::: Records supplied :::
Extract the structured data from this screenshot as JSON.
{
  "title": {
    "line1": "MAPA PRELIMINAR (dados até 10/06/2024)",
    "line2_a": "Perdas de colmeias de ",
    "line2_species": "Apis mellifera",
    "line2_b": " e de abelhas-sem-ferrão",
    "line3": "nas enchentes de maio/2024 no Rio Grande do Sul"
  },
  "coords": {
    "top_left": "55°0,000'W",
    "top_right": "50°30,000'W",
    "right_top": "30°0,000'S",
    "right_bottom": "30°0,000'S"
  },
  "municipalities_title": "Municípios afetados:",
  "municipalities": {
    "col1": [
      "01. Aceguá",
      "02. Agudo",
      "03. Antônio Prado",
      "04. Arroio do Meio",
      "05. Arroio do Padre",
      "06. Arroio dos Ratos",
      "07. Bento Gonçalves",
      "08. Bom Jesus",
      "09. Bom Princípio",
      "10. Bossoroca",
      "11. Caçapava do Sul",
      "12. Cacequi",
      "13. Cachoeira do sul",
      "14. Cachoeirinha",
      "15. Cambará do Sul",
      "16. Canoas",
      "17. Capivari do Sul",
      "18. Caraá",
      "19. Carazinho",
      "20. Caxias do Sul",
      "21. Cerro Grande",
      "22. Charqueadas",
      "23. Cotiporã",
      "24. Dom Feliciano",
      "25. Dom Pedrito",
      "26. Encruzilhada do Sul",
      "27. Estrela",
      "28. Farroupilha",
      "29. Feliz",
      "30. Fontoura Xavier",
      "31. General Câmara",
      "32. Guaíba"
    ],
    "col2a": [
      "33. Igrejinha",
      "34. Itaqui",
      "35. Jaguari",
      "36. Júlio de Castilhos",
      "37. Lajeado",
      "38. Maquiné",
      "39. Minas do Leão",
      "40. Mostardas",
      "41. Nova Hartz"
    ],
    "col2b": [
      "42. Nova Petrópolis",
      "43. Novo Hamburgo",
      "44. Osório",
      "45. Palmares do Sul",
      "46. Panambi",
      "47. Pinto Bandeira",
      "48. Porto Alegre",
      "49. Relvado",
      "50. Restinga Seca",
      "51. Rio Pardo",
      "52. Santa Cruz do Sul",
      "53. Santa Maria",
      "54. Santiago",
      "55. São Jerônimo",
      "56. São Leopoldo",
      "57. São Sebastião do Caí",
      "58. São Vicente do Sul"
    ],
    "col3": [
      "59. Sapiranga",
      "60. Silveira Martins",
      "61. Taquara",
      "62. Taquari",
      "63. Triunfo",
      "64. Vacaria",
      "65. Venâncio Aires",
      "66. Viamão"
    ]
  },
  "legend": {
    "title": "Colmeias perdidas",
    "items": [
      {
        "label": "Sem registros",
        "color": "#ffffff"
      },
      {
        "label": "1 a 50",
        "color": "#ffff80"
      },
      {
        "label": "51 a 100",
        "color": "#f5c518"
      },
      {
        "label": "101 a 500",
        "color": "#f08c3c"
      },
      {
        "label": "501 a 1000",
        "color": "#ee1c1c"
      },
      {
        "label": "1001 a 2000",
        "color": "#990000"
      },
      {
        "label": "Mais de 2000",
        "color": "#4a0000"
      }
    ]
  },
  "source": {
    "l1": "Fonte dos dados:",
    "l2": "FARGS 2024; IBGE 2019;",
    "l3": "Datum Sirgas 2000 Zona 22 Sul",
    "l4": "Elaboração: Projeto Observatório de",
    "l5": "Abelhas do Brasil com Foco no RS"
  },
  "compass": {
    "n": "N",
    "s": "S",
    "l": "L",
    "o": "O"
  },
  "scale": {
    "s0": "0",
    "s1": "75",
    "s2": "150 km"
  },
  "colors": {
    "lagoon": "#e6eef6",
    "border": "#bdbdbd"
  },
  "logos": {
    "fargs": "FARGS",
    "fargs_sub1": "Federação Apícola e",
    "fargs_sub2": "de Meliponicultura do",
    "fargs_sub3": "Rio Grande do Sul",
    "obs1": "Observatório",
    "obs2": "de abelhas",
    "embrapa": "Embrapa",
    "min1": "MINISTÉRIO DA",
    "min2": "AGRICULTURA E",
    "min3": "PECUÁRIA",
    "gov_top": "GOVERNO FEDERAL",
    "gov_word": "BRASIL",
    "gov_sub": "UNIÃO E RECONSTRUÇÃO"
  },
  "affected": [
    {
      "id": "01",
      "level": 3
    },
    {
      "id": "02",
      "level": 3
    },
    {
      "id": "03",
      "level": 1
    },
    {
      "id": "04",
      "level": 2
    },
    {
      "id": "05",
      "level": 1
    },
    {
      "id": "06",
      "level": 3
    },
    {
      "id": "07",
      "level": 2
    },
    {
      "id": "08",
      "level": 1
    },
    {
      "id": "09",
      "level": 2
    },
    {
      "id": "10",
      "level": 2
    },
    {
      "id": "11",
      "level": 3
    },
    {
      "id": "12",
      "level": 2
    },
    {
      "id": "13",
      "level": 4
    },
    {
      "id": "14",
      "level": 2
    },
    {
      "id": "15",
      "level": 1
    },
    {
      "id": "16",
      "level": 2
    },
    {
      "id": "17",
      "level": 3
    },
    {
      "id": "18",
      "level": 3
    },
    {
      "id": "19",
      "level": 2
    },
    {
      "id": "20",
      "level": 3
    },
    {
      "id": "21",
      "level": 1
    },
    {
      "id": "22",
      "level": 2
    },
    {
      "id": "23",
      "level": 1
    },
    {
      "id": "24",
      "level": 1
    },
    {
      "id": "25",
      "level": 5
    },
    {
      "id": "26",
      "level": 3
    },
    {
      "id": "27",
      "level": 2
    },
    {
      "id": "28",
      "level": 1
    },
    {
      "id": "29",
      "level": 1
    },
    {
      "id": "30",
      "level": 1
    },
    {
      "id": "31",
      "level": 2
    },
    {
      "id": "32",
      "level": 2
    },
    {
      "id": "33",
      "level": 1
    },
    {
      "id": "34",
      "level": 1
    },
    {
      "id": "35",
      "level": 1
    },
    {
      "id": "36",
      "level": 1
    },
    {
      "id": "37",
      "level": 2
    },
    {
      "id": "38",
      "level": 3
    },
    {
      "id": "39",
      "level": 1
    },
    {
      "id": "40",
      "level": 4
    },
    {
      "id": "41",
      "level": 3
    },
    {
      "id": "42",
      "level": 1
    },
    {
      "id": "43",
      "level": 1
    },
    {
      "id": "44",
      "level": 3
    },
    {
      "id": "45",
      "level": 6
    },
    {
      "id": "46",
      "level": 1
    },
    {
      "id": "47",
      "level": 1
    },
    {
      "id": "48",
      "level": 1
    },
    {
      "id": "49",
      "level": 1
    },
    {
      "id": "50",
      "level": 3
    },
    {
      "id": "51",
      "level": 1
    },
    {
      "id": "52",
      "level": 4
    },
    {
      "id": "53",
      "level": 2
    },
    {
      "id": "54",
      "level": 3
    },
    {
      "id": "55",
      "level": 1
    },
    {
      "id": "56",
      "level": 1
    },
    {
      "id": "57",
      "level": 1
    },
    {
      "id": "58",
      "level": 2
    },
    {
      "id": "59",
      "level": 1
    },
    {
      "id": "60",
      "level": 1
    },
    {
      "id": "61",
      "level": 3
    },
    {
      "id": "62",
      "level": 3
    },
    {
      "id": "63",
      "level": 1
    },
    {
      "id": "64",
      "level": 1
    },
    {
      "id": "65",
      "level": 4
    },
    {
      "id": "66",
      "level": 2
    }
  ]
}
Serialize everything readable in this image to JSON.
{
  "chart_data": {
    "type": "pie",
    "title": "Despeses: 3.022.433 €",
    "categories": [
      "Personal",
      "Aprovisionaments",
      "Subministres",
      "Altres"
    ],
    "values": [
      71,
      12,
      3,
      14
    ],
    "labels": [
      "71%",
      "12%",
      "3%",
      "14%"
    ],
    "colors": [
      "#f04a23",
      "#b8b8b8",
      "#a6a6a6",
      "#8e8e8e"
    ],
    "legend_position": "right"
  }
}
:::
* **What is needed**: Set down nothing but the lines from the one with "Serialize everything readable" through the end of the records, keeping each line exactly as written and including both ends.

* **Answer for the task**:
Serialize everything readable in this image to JSON.
{
  "chart_data": {
    "type": "pie",
    "title": "Despeses: 3.022.433 €",
    "categories": [
      "Personal",
      "Aprovisionaments",
      "Subministres",
      "Altres"
    ],
    "values": [
      71,
      12,
      3,
      14
    ],
    "labels": [
      "71%",
      "12%",
      "3%",
      "14%"
    ],
    "colors": [
      "#f04a23",
      "#b8b8b8",
      "#a6a6a6",
      "#8e8e8e"
    ],
    "legend_position": "right"
  }
}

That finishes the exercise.